Reproduce all the entries exactly and keep the pictures out.

#####

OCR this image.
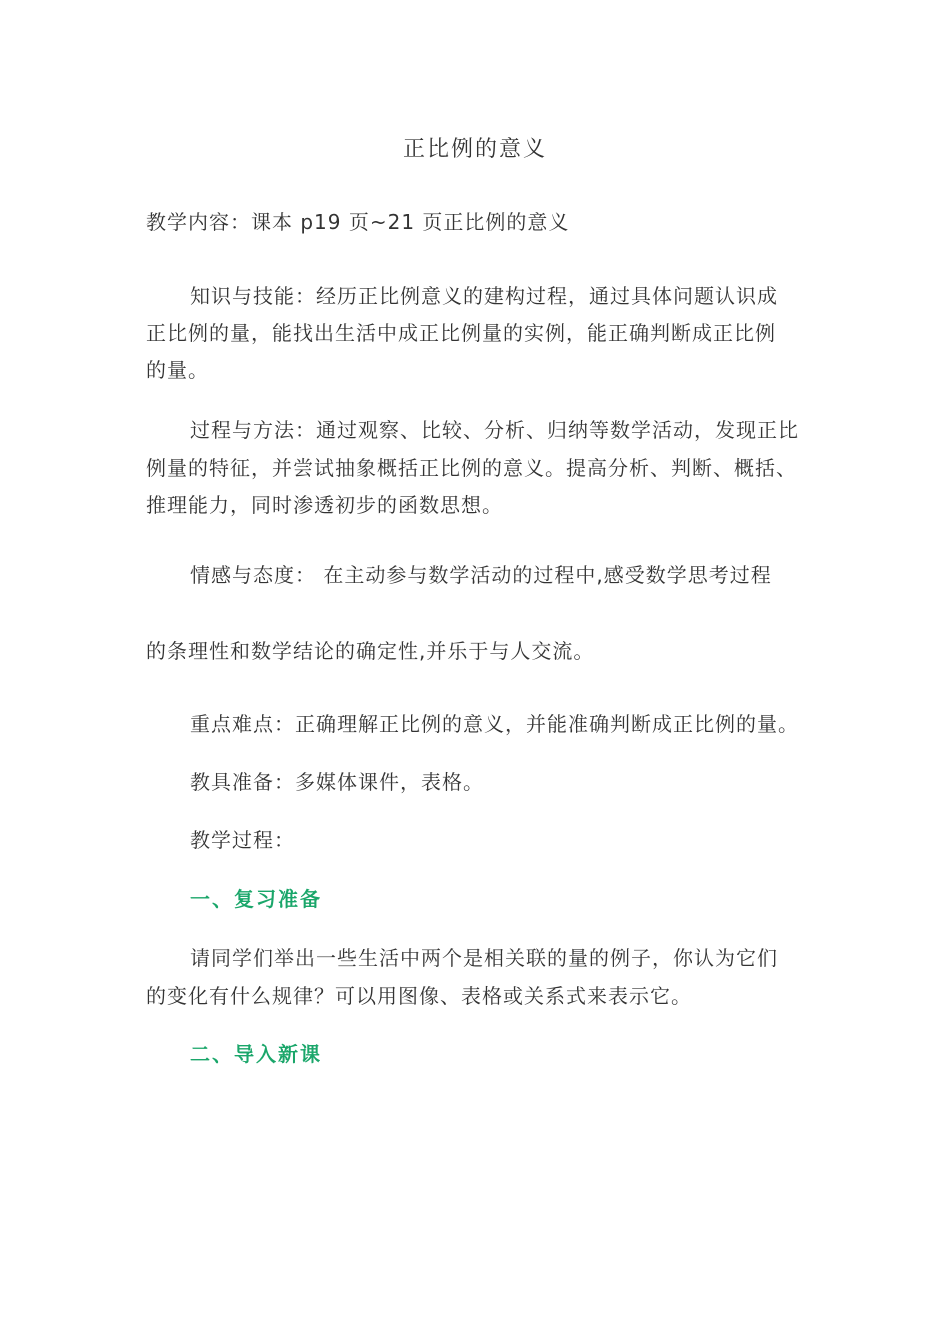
正比例的意义
教学内容：课本 p19 页~21 页正比例的意义
知识与技能：经历正比例意义的建构过程，通过具体问题认识成
正比例的量，能找出生活中成正比例量的实例，能正确判断成正比例
的量。
过程与方法：通过观察、比较、分析、归纳等数学活动，发现正比
例量的特征，并尝试抽象概括正比例的意义。提高分析、判断、概括、
推理能力，同时渗透初步的函数思想。
情感与态度： 在主动参与数学活动的过程中,感受数学思考过程
的条理性和数学结论的确定性,并乐于与人交流。
重点难点：正确理解正比例的意义，并能准确判断成正比例的量。
教具准备：多媒体课件，表格。
教学过程：
一、复习准备
请同学们举出一些生活中两个是相关联的量的例子，你认为它们
的变化有什么规律？可以用图像、表格或关系式来表示它。
二、导入新课
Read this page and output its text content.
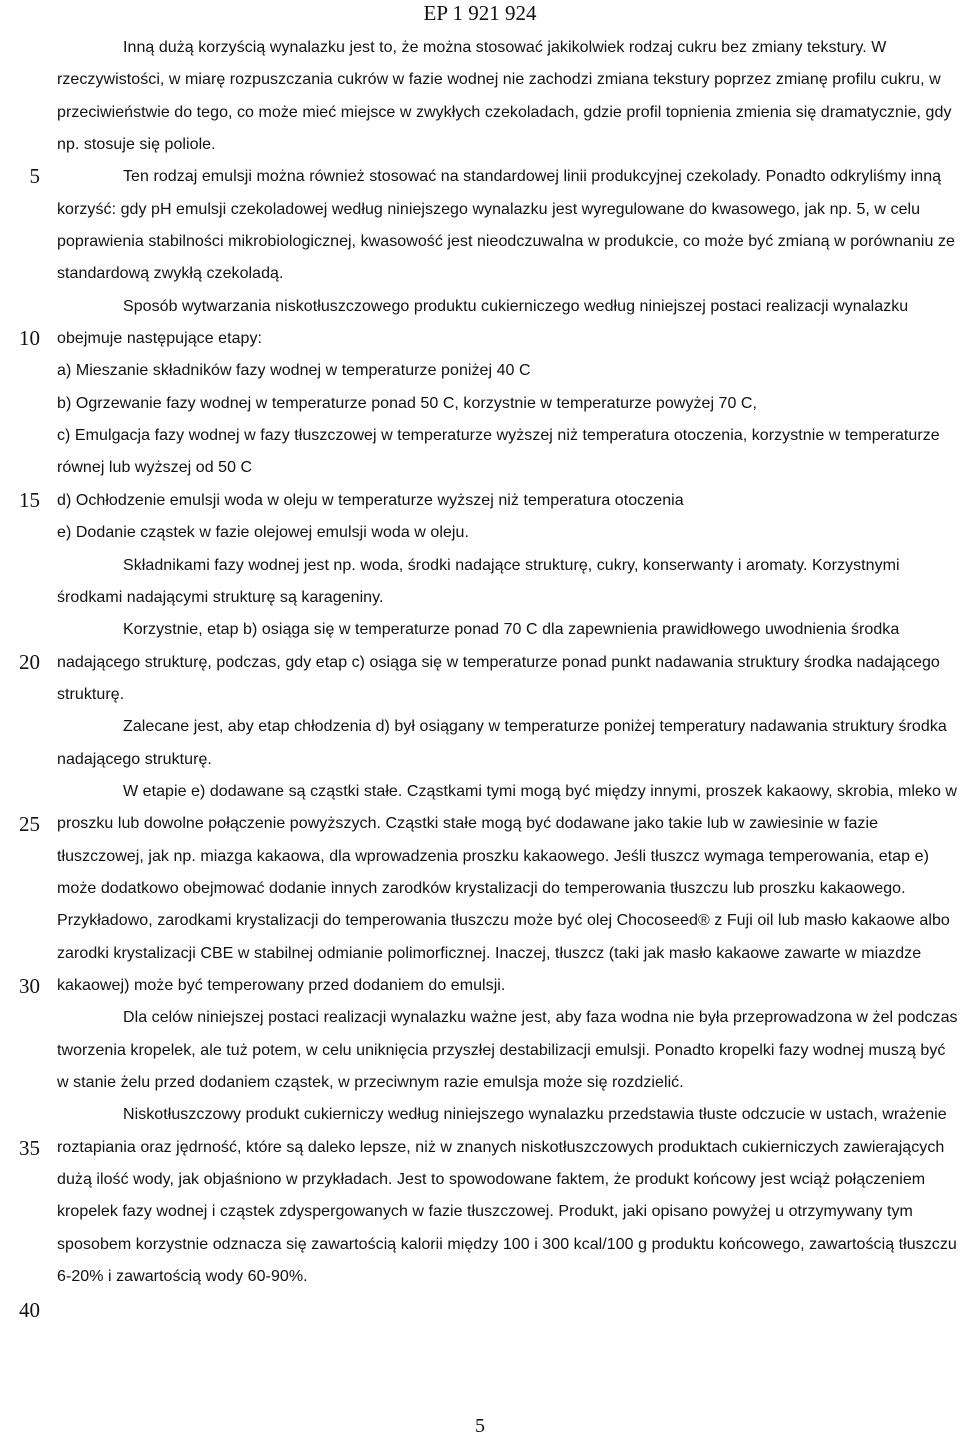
EP 1 921 924
5
10
15
20
25
30
35
40

Inną dużą korzyścią wynalazku jest to, że można stosować jakikolwiek rodzaj cukru bez zmiany tekstury. W rzeczywistości, w miarę rozpuszczania cukrów w fazie wodnej nie zachodzi zmiana tekstury poprzez zmianę profilu cukru, w przeciwieństwie do tego, co może mieć miejsce w zwykłych czekoladach, gdzie profil topnienia zmienia się dramatycznie, gdy np. stosuje się poliole.

Ten rodzaj emulsji można również stosować na standardowej linii produkcyjnej czekolady. Ponadto odkryliśmy inną korzyść: gdy pH emulsji czekoladowej według niniejszego wynalazku jest wyregulowane do kwasowego, jak np. 5, w celu poprawienia stabilności mikrobiologicznej, kwasowość jest nieodczuwalna w produkcie, co może być zmianą w porównaniu ze standardową zwykłą czekoladą.

Sposób wytwarzania niskotłuszczowego produktu cukierniczego według niniejszej postaci realizacji wynalazku obejmuje następujące etapy:

a) Mieszanie składników fazy wodnej w temperaturze poniżej 40 C

b) Ogrzewanie fazy wodnej w temperaturze ponad 50 C, korzystnie w temperaturze powyżej 70 C,

c) Emulgacja fazy wodnej w fazy tłuszczowej w temperaturze wyższej niż temperatura otoczenia, korzystnie w temperaturze równej lub wyższej od 50 C

d) Ochłodzenie emulsji woda w oleju w temperaturze wyższej niż temperatura otoczenia

e) Dodanie cząstek w fazie olejowej emulsji woda w oleju.

Składnikami fazy wodnej jest np. woda, środki nadające strukturę, cukry, konserwanty i aromaty. Korzystnymi środkami nadającymi strukturę są karageniny.

Korzystnie, etap b) osiąga się w temperaturze ponad 70 C dla zapewnienia prawidłowego uwodnienia środka nadającego strukturę, podczas, gdy etap c) osiąga się w temperaturze ponad punkt nadawania struktury środka nadającego strukturę.

Zalecane jest, aby etap chłodzenia d) był osiągany w temperaturze poniżej temperatury nadawania struktury środka nadającego strukturę.

W etapie e) dodawane są cząstki stałe. Cząstkami tymi mogą być między innymi, proszek kakaowy, skrobia, mleko w proszku lub dowolne połączenie powyższych. Cząstki stałe mogą być dodawane jako takie lub w zawiesinie w fazie tłuszczowej, jak np. miazga kakaowa, dla wprowadzenia proszku kakaowego. Jeśli tłuszcz wymaga temperowania, etap e) może dodatkowo obejmować dodanie innych zarodków krystalizacji do temperowania tłuszczu lub proszku kakaowego. Przykładowo, zarodkami krystalizacji do temperowania tłuszczu może być olej Chocoseed® z Fuji oil lub masło kakaowe albo zarodki krystalizacji CBE w stabilnej odmianie polimorficznej. Inaczej, tłuszcz (taki jak masło kakaowe zawarte w miazdze kakaowej) może być temperowany przed dodaniem do emulsji.

Dla celów niniejszej postaci realizacji wynalazku ważne jest, aby faza wodna nie była przeprowadzona w żel podczas tworzenia kropelek, ale tuż potem, w celu uniknięcia przyszłej destabilizacji emulsji. Ponadto kropelki fazy wodnej muszą być w stanie żelu przed dodaniem cząstek, w przeciwnym razie emulsja może się rozdzielić.

Niskotłuszczowy produkt cukierniczy według niniejszego wynalazku przedstawia tłuste odczucie w ustach, wrażenie roztapiania oraz jędrność, które są daleko lepsze, niż w znanych niskotłuszczowych produktach cukierniczych zawierających dużą ilość wody, jak objaśniono w przykładach. Jest to spowodowane faktem, że produkt końcowy jest wciąż połączeniem kropelek fazy wodnej i cząstek zdyspergowanych w fazie tłuszczowej. Produkt, jaki opisano powyżej u otrzymywany tym sposobem korzystnie odznacza się zawartością kalorii między 100 i 300 kcal/100 g produktu końcowego, zawartością tłuszczu 6-20% i zawartością wody 60-90%.

5
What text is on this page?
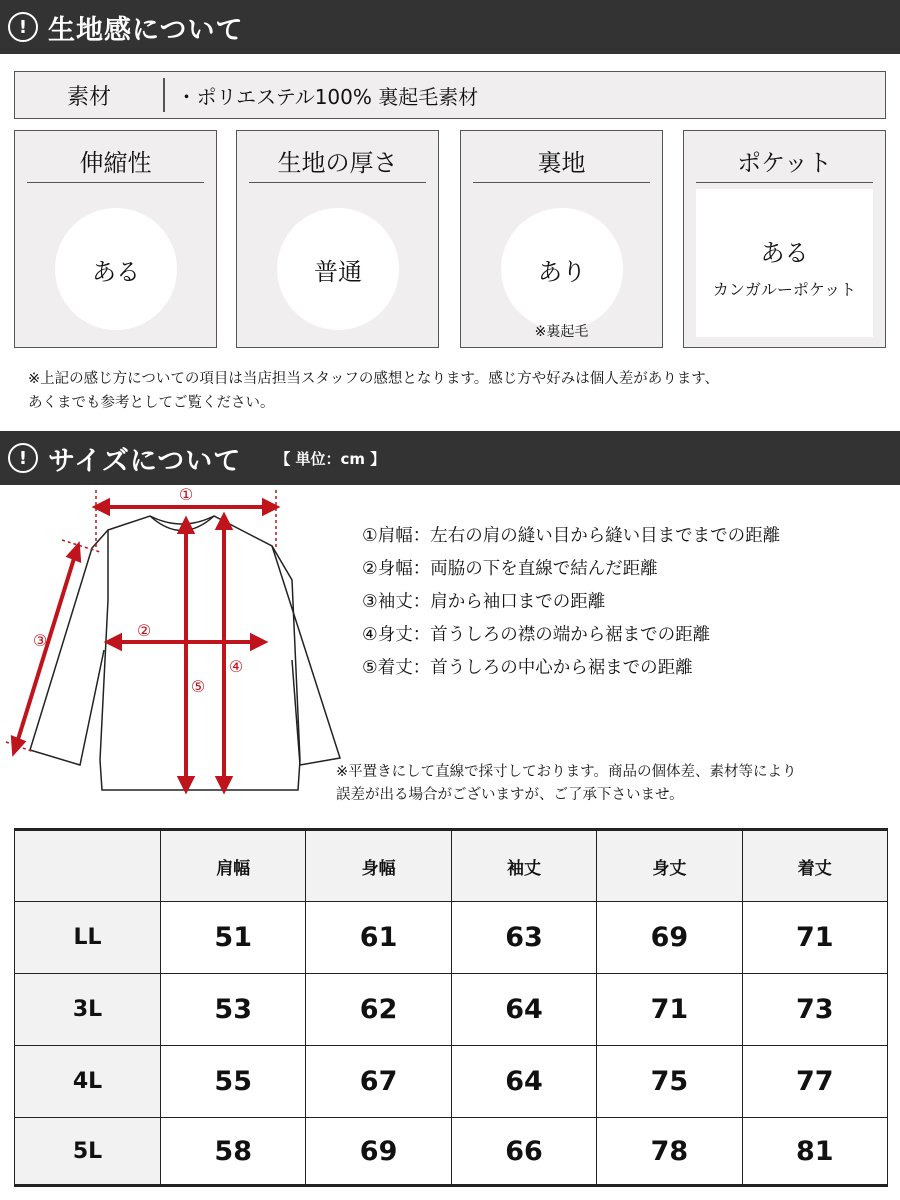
! 生地感について
素材	・ポリエステル100% 裏起毛素材
伸縮性
ある
生地の厚さ
普通
裏地
あり
※裏起毛
ポケット
ある
カンガルーポケット
※上記の感じ方についての項目は当店担当スタッフの感想となります。感じ方や好みは個人差があります、
あくまでも参考としてご覧ください。
! サイズについて 【 単位：cm 】
①
②
③
④
⑤
①肩幅：左右の肩の縫い目から縫い目までまでの距離
②身幅：両脇の下を直線で結んだ距離
③袖丈：肩から袖口までの距離
④身丈：首うしろの襟の端から裾までの距離
⑤着丈：首うしろの中心から裾までの距離
※平置きにして直線で採寸しております。商品の個体差、素材等により
誤差が出る場合がございますが、ご了承下さいませ。
	肩幅	身幅	袖丈	身丈	着丈
LL	51	61	63	69	71
3L	53	62	64	71	73
4L	55	67	64	75	77
5L	58	69	66	78	81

#####

→ **The reply**
OCR this image.
正比例的意义
教学内容：课本 p19 页~21 页正比例的意义
知识与技能：经历正比例意义的建构过程，通过具体问题认识成
正比例的量，能找出生活中成正比例量的实例，能正确判断成正比例
的量。
过程与方法：通过观察、比较、分析、归纳等数学活动，发现正比
例量的特征，并尝试抽象概括正比例的意义。提高分析、判断、概括、
推理能力，同时渗透初步的函数思想。
情感与态度： 在主动参与数学活动的过程中,感受数学思考过程
的条理性和数学结论的确定性,并乐于与人交流。
重点难点：正确理解正比例的意义，并能准确判断成正比例的量。
教具准备：多媒体课件，表格。
教学过程：
一、复习准备
请同学们举出一些生活中两个是相关联的量的例子，你认为它们
的变化有什么规律？可以用图像、表格或关系式来表示它。
二、导入新课
Read this page and output its text content.
EP 1 921 924
5
10
15
20
25
30
35
40

Inną dużą korzyścią wynalazku jest to, że można stosować jakikolwiek rodzaj cukru bez zmiany tekstury. W rzeczywistości, w miarę rozpuszczania cukrów w fazie wodnej nie zachodzi zmiana tekstury poprzez zmianę profilu cukru, w przeciwieństwie do tego, co może mieć miejsce w zwykłych czekoladach, gdzie profil topnienia zmienia się dramatycznie, gdy np. stosuje się poliole.

Ten rodzaj emulsji można również stosować na standardowej linii produkcyjnej czekolady. Ponadto odkryliśmy inną korzyść: gdy pH emulsji czekoladowej według niniejszego wynalazku jest wyregulowane do kwasowego, jak np. 5, w celu poprawienia stabilności mikrobiologicznej, kwasowość jest nieodczuwalna w produkcie, co może być zmianą w porównaniu ze standardową zwykłą czekoladą.

Sposób wytwarzania niskotłuszczowego produktu cukierniczego według niniejszej postaci realizacji wynalazku obejmuje następujące etapy:

a) Mieszanie składników fazy wodnej w temperaturze poniżej 40 C

b) Ogrzewanie fazy wodnej w temperaturze ponad 50 C, korzystnie w temperaturze powyżej 70 C,

c) Emulgacja fazy wodnej w fazy tłuszczowej w temperaturze wyższej niż temperatura otoczenia, korzystnie w temperaturze równej lub wyższej od 50 C

d) Ochłodzenie emulsji woda w oleju w temperaturze wyższej niż temperatura otoczenia

e) Dodanie cząstek w fazie olejowej emulsji woda w oleju.

Składnikami fazy wodnej jest np. woda, środki nadające strukturę, cukry, konserwanty i aromaty. Korzystnymi środkami nadającymi strukturę są karageniny.

Korzystnie, etap b) osiąga się w temperaturze ponad 70 C dla zapewnienia prawidłowego uwodnienia środka nadającego strukturę, podczas, gdy etap c) osiąga się w temperaturze ponad punkt nadawania struktury środka nadającego strukturę.

Zalecane jest, aby etap chłodzenia d) był osiągany w temperaturze poniżej temperatury nadawania struktury środka nadającego strukturę.

W etapie e) dodawane są cząstki stałe. Cząstkami tymi mogą być między innymi, proszek kakaowy, skrobia, mleko w proszku lub dowolne połączenie powyższych. Cząstki stałe mogą być dodawane jako takie lub w zawiesinie w fazie tłuszczowej, jak np. miazga kakaowa, dla wprowadzenia proszku kakaowego. Jeśli tłuszcz wymaga temperowania, etap e) może dodatkowo obejmować dodanie innych zarodków krystalizacji do temperowania tłuszczu lub proszku kakaowego. Przykładowo, zarodkami krystalizacji do temperowania tłuszczu może być olej Chocoseed® z Fuji oil lub masło kakaowe albo zarodki krystalizacji CBE w stabilnej odmianie polimorficznej. Inaczej, tłuszcz (taki jak masło kakaowe zawarte w miazdze kakaowej) może być temperowany przed dodaniem do emulsji.

Dla celów niniejszej postaci realizacji wynalazku ważne jest, aby faza wodna nie była przeprowadzona w żel podczas tworzenia kropelek, ale tuż potem, w celu uniknięcia przyszłej destabilizacji emulsji. Ponadto kropelki fazy wodnej muszą być w stanie żelu przed dodaniem cząstek, w przeciwnym razie emulsja może się rozdzielić.

Niskotłuszczowy produkt cukierniczy według niniejszego wynalazku przedstawia tłuste odczucie w ustach, wrażenie roztapiania oraz jędrność, które są daleko lepsze, niż w znanych niskotłuszczowych produktach cukierniczych zawierających dużą ilość wody, jak objaśniono w przykładach. Jest to spowodowane faktem, że produkt końcowy jest wciąż połączeniem kropelek fazy wodnej i cząstek zdyspergowanych w fazie tłuszczowej. Produkt, jaki opisano powyżej u otrzymywany tym sposobem korzystnie odznacza się zawartością kalorii między 100 i 300 kcal/100 g produktu końcowego, zawartością tłuszczu 6-20% i zawartością wody 60-90%.

5
What text is on this page?
! 生地感について
素材	・ポリエステル100% 裏起毛素材
伸縮性
ある
生地の厚さ
普通
裏地
あり
※裏起毛
ポケット
ある
カンガルーポケット
※上記の感じ方についての項目は当店担当スタッフの感想となります。感じ方や好みは個人差があります、
あくまでも参考としてご覧ください。
! サイズについて 【 単位：cm 】
①
②
③
④
⑤
①肩幅：左右の肩の縫い目から縫い目までまでの距離
②身幅：両脇の下を直線で結んだ距離
③袖丈：肩から袖口までの距離
④身丈：首うしろの襟の端から裾までの距離
⑤着丈：首うしろの中心から裾までの距離
※平置きにして直線で採寸しております。商品の個体差、素材等により
誤差が出る場合がございますが、ご了承下さいませ。
	肩幅	身幅	袖丈	身丈	着丈
LL	51	61	63	69	71
3L	53	62	64	71	73
4L	55	67	64	75	77
5L	58	69	66	78	81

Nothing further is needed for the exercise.